PROBLEM REQUIREMENTS:
Every entry needs to be printed exactly, please.

Dataset items:
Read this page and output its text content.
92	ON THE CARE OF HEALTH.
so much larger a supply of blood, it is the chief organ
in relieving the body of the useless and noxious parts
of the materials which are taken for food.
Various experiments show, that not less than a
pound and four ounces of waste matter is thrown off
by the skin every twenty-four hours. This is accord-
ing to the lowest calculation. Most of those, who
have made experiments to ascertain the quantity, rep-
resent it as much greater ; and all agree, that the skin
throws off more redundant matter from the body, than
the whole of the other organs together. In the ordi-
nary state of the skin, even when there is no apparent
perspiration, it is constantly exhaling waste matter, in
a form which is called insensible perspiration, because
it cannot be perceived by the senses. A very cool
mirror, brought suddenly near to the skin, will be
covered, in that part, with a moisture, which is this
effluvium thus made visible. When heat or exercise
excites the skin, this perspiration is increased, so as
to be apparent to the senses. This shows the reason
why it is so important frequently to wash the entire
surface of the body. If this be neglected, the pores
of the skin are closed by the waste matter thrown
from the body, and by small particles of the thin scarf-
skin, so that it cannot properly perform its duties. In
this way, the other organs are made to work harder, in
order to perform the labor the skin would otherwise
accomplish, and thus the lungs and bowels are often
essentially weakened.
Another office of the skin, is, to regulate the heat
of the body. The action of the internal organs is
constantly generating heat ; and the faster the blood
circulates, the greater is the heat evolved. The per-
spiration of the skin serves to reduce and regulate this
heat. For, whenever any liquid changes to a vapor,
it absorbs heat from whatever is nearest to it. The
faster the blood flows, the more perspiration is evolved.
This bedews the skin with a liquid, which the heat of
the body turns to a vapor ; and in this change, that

OUTPUT OF THE EXERCISE:
Read this page and output its text content.
92	ON THE CARE OF HEALTH.
so much larger a supply of blood, it is the chief organ
in relieving the body of the useless and noxious parts
of the materials which are taken for food.
Various experiments show, that not less than a
pound and four ounces of waste matter is thrown off
by the skin every twenty-four hours. This is accord-
ing to the lowest calculation. Most of those, who
have made experiments to ascertain the quantity, rep-
resent it as much greater ; and all agree, that the skin
throws off more redundant matter from the body, than
the whole of the other organs together. In the ordi-
nary state of the skin, even when there is no apparent
perspiration, it is constantly exhaling waste matter, in
a form which is called insensible perspiration, because
it cannot be perceived by the senses. A very cool
mirror, brought suddenly near to the skin, will be
covered, in that part, with a moisture, which is this
effluvium thus made visible. When heat or exercise
excites the skin, this perspiration is increased, so as
to be apparent to the senses. This shows the reason
why it is so important frequently to wash the entire
surface of the body. If this be neglected, the pores
of the skin are closed by the waste matter thrown
from the body, and by small particles of the thin scarf-
skin, so that it cannot properly perform its duties. In
this way, the other organs are made to work harder, in
order to perform the labor the skin would otherwise
accomplish, and thus the lungs and bowels are often
essentially weakened.
Another office of the skin, is, to regulate the heat
of the body. The action of the internal organs is
constantly generating heat ; and the faster the blood
circulates, the greater is the heat evolved. The per-
spiration of the skin serves to reduce and regulate this
heat. For, whenever any liquid changes to a vapor,
it absorbs heat from whatever is nearest to it. The
faster the blood flows, the more perspiration is evolved.
This bedews the skin with a liquid, which the heat of
the body turns to a vapor ; and in this change, that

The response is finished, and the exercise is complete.